#### Aim of the task
Images do not belong in the copy. Retype all the entries below exactly.

#### Records provided
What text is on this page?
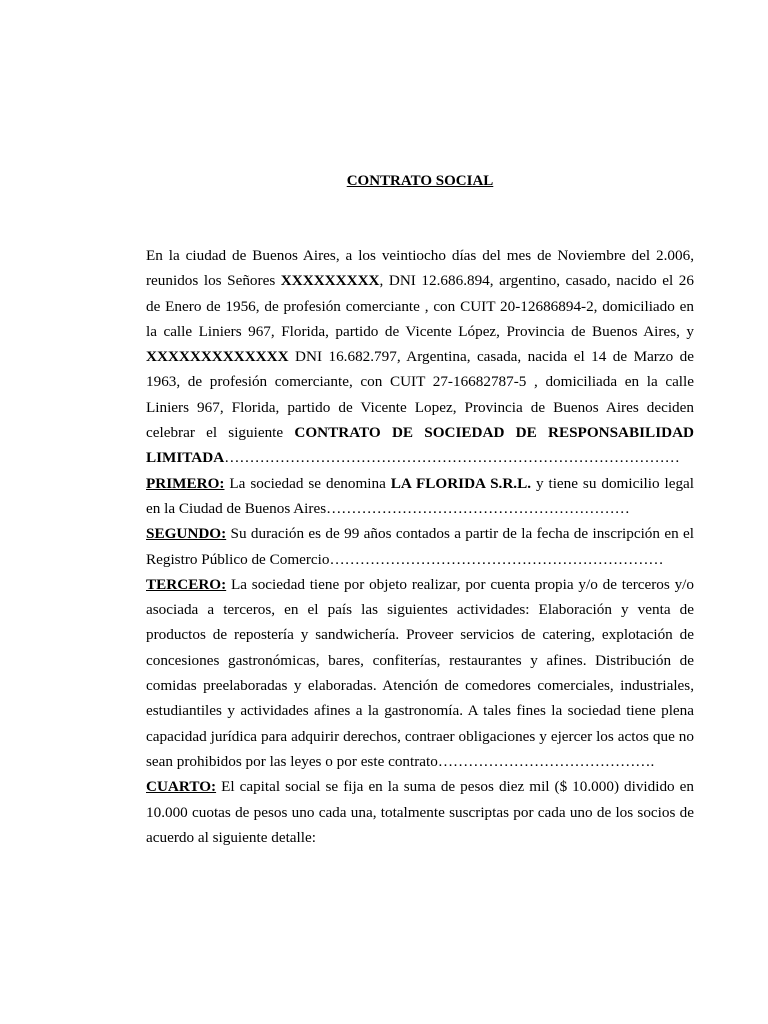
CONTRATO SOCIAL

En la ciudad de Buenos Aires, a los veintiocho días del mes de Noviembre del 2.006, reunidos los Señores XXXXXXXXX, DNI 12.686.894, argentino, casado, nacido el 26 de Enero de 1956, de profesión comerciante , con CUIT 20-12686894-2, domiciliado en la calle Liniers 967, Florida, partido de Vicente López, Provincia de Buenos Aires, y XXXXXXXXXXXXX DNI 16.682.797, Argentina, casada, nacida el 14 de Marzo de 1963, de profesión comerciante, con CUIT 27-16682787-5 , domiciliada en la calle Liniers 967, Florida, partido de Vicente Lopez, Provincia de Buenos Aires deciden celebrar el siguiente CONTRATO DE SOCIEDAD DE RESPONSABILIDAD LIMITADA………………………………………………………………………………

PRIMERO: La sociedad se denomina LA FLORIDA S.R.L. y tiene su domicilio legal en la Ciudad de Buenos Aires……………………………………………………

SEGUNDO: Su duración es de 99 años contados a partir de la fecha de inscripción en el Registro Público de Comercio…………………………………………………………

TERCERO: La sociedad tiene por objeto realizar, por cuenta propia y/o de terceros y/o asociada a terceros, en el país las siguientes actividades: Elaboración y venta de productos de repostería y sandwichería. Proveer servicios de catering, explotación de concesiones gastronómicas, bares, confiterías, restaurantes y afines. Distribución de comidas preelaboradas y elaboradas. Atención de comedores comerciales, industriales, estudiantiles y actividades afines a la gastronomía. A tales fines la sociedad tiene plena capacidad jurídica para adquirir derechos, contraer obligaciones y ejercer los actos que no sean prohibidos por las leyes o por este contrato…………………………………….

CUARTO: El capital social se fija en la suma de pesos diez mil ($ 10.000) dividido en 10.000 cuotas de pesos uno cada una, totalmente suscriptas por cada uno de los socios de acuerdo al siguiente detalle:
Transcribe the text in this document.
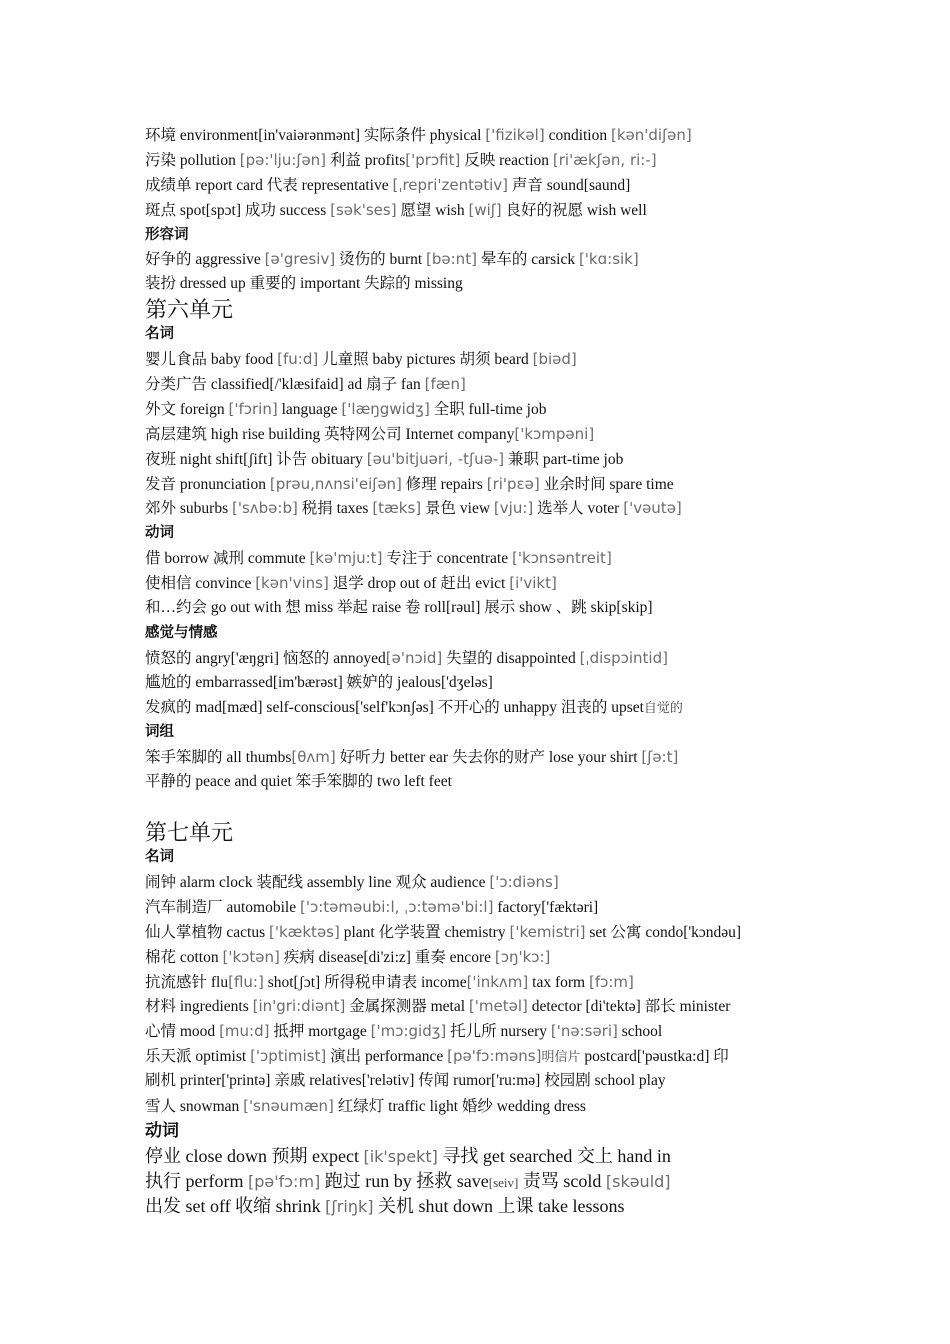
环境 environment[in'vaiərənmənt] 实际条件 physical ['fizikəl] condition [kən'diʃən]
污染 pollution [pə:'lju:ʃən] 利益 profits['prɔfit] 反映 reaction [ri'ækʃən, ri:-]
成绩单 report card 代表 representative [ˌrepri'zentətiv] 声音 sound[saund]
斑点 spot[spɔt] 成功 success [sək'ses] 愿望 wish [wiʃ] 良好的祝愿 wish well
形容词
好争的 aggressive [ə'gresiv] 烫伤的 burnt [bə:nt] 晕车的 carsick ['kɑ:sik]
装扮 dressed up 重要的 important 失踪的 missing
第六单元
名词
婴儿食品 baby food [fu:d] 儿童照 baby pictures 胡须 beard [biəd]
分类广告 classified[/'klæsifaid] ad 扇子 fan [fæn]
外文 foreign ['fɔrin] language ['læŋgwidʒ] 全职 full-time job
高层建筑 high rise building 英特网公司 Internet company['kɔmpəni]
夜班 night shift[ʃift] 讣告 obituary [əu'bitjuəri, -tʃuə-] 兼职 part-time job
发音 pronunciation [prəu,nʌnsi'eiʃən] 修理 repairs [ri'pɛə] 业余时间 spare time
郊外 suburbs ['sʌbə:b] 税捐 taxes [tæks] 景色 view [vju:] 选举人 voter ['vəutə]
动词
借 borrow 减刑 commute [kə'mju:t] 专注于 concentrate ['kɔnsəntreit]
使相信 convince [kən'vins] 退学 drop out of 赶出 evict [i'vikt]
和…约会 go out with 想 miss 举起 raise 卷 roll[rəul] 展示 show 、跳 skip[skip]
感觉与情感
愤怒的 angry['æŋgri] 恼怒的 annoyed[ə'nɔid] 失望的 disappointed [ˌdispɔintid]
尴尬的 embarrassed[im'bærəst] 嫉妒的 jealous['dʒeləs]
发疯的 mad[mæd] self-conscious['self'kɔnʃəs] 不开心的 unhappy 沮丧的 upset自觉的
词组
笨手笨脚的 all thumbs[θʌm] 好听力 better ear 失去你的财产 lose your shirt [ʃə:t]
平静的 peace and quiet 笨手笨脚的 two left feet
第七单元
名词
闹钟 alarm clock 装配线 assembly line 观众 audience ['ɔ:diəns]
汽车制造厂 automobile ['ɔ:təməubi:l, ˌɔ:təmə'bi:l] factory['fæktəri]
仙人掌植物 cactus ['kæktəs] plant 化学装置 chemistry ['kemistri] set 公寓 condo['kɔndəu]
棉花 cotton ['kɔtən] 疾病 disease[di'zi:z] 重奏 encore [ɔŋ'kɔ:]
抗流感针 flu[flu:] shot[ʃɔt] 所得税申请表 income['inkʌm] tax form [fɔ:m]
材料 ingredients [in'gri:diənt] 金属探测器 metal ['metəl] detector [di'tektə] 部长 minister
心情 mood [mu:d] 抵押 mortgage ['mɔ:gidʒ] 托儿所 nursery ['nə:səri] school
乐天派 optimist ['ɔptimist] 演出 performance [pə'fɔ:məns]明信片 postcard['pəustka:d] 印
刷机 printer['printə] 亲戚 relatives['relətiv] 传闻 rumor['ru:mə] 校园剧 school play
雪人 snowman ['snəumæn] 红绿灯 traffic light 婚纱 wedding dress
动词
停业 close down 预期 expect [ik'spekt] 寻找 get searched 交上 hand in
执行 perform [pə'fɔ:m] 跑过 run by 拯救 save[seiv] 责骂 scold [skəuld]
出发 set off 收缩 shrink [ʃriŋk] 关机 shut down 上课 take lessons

#### Response to the task
What text is on this page?
CONTRATO SOCIAL

En la ciudad de Buenos Aires, a los veintiocho días del mes de Noviembre del 2.006, reunidos los Señores XXXXXXXXX, DNI 12.686.894, argentino, casado, nacido el 26 de Enero de 1956, de profesión comerciante , con CUIT 20-12686894-2, domiciliado en la calle Liniers 967, Florida, partido de Vicente López, Provincia de Buenos Aires, y XXXXXXXXXXXXX DNI 16.682.797, Argentina, casada, nacida el 14 de Marzo de 1963, de profesión comerciante, con CUIT 27-16682787-5 , domiciliada en la calle Liniers 967, Florida, partido de Vicente Lopez, Provincia de Buenos Aires deciden celebrar el siguiente CONTRATO DE SOCIEDAD DE RESPONSABILIDAD LIMITADA………………………………………………………………………………

PRIMERO: La sociedad se denomina LA FLORIDA S.R.L. y tiene su domicilio legal en la Ciudad de Buenos Aires……………………………………………………

SEGUNDO: Su duración es de 99 años contados a partir de la fecha de inscripción en el Registro Público de Comercio…………………………………………………………

TERCERO: La sociedad tiene por objeto realizar, por cuenta propia y/o de terceros y/o asociada a terceros, en el país las siguientes actividades: Elaboración y venta de productos de repostería y sandwichería. Proveer servicios de catering, explotación de concesiones gastronómicas, bares, confiterías, restaurantes y afines. Distribución de comidas preelaboradas y elaboradas. Atención de comedores comerciales, industriales, estudiantiles y actividades afines a la gastronomía. A tales fines la sociedad tiene plena capacidad jurídica para adquirir derechos, contraer obligaciones y ejercer los actos que no sean prohibidos por las leyes o por este contrato…………………………………….

CUARTO: El capital social se fija en la suma de pesos diez mil ($ 10.000) dividido en 10.000 cuotas de pesos uno cada una, totalmente suscriptas por cada uno de los socios de acuerdo al siguiente detalle:
Transcribe the text in this document.
环境 environment[in'vaiərənmənt] 实际条件 physical ['fizikəl] condition [kən'diʃən]
污染 pollution [pə:'lju:ʃən] 利益 profits['prɔfit] 反映 reaction [ri'ækʃən, ri:-]
成绩单 report card 代表 representative [ˌrepri'zentətiv] 声音 sound[saund]
斑点 spot[spɔt] 成功 success [sək'ses] 愿望 wish [wiʃ] 良好的祝愿 wish well
形容词
好争的 aggressive [ə'gresiv] 烫伤的 burnt [bə:nt] 晕车的 carsick ['kɑ:sik]
装扮 dressed up 重要的 important 失踪的 missing
第六单元
名词
婴儿食品 baby food [fu:d] 儿童照 baby pictures 胡须 beard [biəd]
分类广告 classified[/'klæsifaid] ad 扇子 fan [fæn]
外文 foreign ['fɔrin] language ['læŋgwidʒ] 全职 full-time job
高层建筑 high rise building 英特网公司 Internet company['kɔmpəni]
夜班 night shift[ʃift] 讣告 obituary [əu'bitjuəri, -tʃuə-] 兼职 part-time job
发音 pronunciation [prəu,nʌnsi'eiʃən] 修理 repairs [ri'pɛə] 业余时间 spare time
郊外 suburbs ['sʌbə:b] 税捐 taxes [tæks] 景色 view [vju:] 选举人 voter ['vəutə]
动词
借 borrow 减刑 commute [kə'mju:t] 专注于 concentrate ['kɔnsəntreit]
使相信 convince [kən'vins] 退学 drop out of 赶出 evict [i'vikt]
和…约会 go out with 想 miss 举起 raise 卷 roll[rəul] 展示 show 、跳 skip[skip]
感觉与情感
愤怒的 angry['æŋgri] 恼怒的 annoyed[ə'nɔid] 失望的 disappointed [ˌdispɔintid]
尴尬的 embarrassed[im'bærəst] 嫉妒的 jealous['dʒeləs]
发疯的 mad[mæd] self-conscious['self'kɔnʃəs] 不开心的 unhappy 沮丧的 upset自觉的
词组
笨手笨脚的 all thumbs[θʌm] 好听力 better ear 失去你的财产 lose your shirt [ʃə:t]
平静的 peace and quiet 笨手笨脚的 two left feet
第七单元
名词
闹钟 alarm clock 装配线 assembly line 观众 audience ['ɔ:diəns]
汽车制造厂 automobile ['ɔ:təməubi:l, ˌɔ:təmə'bi:l] factory['fæktəri]
仙人掌植物 cactus ['kæktəs] plant 化学装置 chemistry ['kemistri] set 公寓 condo['kɔndəu]
棉花 cotton ['kɔtən] 疾病 disease[di'zi:z] 重奏 encore [ɔŋ'kɔ:]
抗流感针 flu[flu:] shot[ʃɔt] 所得税申请表 income['inkʌm] tax form [fɔ:m]
材料 ingredients [in'gri:diənt] 金属探测器 metal ['metəl] detector [di'tektə] 部长 minister
心情 mood [mu:d] 抵押 mortgage ['mɔ:gidʒ] 托儿所 nursery ['nə:səri] school
乐天派 optimist ['ɔptimist] 演出 performance [pə'fɔ:məns]明信片 postcard['pəustka:d] 印
刷机 printer['printə] 亲戚 relatives['relətiv] 传闻 rumor['ru:mə] 校园剧 school play
雪人 snowman ['snəumæn] 红绿灯 traffic light 婚纱 wedding dress
动词
停业 close down 预期 expect [ik'spekt] 寻找 get searched 交上 hand in
执行 perform [pə'fɔ:m] 跑过 run by 拯救 save[seiv] 责骂 scold [skəuld]
出发 set off 收缩 shrink [ʃriŋk] 关机 shut down 上课 take lessons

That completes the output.